■ **YOUR TASK**: Convert the material below into a JSON list of strings with one string per line, leaving out blank lines. Begin at the first line of the material and stop after the line that contains "tick-label: 3 sep (250, 868, 275, 879)".

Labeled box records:
*****

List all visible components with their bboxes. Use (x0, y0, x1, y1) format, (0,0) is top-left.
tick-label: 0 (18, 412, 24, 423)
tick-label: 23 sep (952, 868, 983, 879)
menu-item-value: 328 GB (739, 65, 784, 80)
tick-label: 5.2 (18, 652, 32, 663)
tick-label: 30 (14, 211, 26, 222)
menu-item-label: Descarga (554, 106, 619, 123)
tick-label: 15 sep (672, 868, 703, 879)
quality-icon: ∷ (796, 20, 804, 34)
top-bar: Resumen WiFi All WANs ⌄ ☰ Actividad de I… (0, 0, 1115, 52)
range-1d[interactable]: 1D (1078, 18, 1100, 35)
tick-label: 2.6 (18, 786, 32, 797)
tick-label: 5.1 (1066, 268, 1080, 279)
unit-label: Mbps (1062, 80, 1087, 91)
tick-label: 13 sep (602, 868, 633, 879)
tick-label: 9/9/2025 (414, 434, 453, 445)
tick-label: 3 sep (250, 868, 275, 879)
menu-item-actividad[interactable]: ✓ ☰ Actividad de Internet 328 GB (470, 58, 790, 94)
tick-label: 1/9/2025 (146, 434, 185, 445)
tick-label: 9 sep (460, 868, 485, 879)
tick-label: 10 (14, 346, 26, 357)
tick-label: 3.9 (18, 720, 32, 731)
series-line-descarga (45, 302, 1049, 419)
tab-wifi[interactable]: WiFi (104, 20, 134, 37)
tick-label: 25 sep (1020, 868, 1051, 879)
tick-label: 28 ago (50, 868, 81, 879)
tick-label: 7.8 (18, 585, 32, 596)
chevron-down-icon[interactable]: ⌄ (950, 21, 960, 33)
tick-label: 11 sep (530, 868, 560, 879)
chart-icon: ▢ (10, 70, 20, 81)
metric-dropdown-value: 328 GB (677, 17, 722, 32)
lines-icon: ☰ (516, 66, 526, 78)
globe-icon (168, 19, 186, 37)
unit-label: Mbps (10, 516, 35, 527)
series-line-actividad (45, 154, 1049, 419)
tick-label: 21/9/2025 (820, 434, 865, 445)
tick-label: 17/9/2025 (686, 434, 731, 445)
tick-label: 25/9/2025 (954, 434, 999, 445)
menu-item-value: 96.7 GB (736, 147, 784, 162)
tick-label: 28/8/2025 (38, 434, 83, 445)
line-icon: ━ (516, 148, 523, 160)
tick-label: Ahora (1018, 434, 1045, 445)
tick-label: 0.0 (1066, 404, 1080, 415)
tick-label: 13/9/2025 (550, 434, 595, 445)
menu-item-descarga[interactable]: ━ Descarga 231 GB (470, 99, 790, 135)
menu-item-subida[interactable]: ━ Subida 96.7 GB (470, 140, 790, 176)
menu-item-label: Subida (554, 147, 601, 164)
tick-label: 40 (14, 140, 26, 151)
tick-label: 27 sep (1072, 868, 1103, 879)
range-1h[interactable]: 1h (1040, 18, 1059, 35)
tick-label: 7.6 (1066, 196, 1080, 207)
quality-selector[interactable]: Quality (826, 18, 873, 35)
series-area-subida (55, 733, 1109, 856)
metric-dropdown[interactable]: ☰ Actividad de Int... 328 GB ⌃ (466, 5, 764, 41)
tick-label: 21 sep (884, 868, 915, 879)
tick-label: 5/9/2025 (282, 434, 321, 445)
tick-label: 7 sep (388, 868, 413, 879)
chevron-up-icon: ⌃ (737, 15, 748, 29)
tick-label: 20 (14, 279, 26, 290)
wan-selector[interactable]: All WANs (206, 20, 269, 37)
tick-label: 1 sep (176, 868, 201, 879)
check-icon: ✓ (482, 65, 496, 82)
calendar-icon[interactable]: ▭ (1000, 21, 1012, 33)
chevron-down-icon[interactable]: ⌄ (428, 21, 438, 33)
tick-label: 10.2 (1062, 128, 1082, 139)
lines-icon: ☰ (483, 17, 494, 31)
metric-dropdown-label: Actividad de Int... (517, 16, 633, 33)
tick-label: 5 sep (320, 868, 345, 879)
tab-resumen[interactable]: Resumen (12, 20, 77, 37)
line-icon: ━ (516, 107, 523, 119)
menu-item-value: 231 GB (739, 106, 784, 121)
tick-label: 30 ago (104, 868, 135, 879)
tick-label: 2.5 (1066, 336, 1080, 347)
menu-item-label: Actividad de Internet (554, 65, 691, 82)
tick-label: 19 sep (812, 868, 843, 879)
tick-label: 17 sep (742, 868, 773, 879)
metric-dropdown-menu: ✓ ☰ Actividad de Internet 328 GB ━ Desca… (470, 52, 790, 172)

*****

■ **TASK RESPONSE**:
[
  "List all visible components with their bboxes. Use (x0, y0, x1, y1) format, (0,0) is top-left.",
  "tick-label: 0 (18, 412, 24, 423)",
  "tick-label: 23 sep (952, 868, 983, 879)",
  "menu-item-value: 328 GB (739, 65, 784, 80)",
  "tick-label: 5.2 (18, 652, 32, 663)",
  "tick-label: 30 (14, 211, 26, 222)",
  "menu-item-label: Descarga (554, 106, 619, 123)",
  "tick-label: 15 sep (672, 868, 703, 879)",
  "quality-icon: ∷ (796, 20, 804, 34)",
  "top-bar: Resumen WiFi All WANs ⌄ ☰ Actividad de I… (0, 0, 1115, 52)",
  "range-1d[interactable]: 1D (1078, 18, 1100, 35)",
  "tick-label: 2.6 (18, 786, 32, 797)",
  "tick-label: 5.1 (1066, 268, 1080, 279)",
  "unit-label: Mbps (1062, 80, 1087, 91)",
  "tick-label: 13 sep (602, 868, 633, 879)",
  "tick-label: 9/9/2025 (414, 434, 453, 445)",
  "tick-label: 3 sep (250, 868, 275, 879)"
]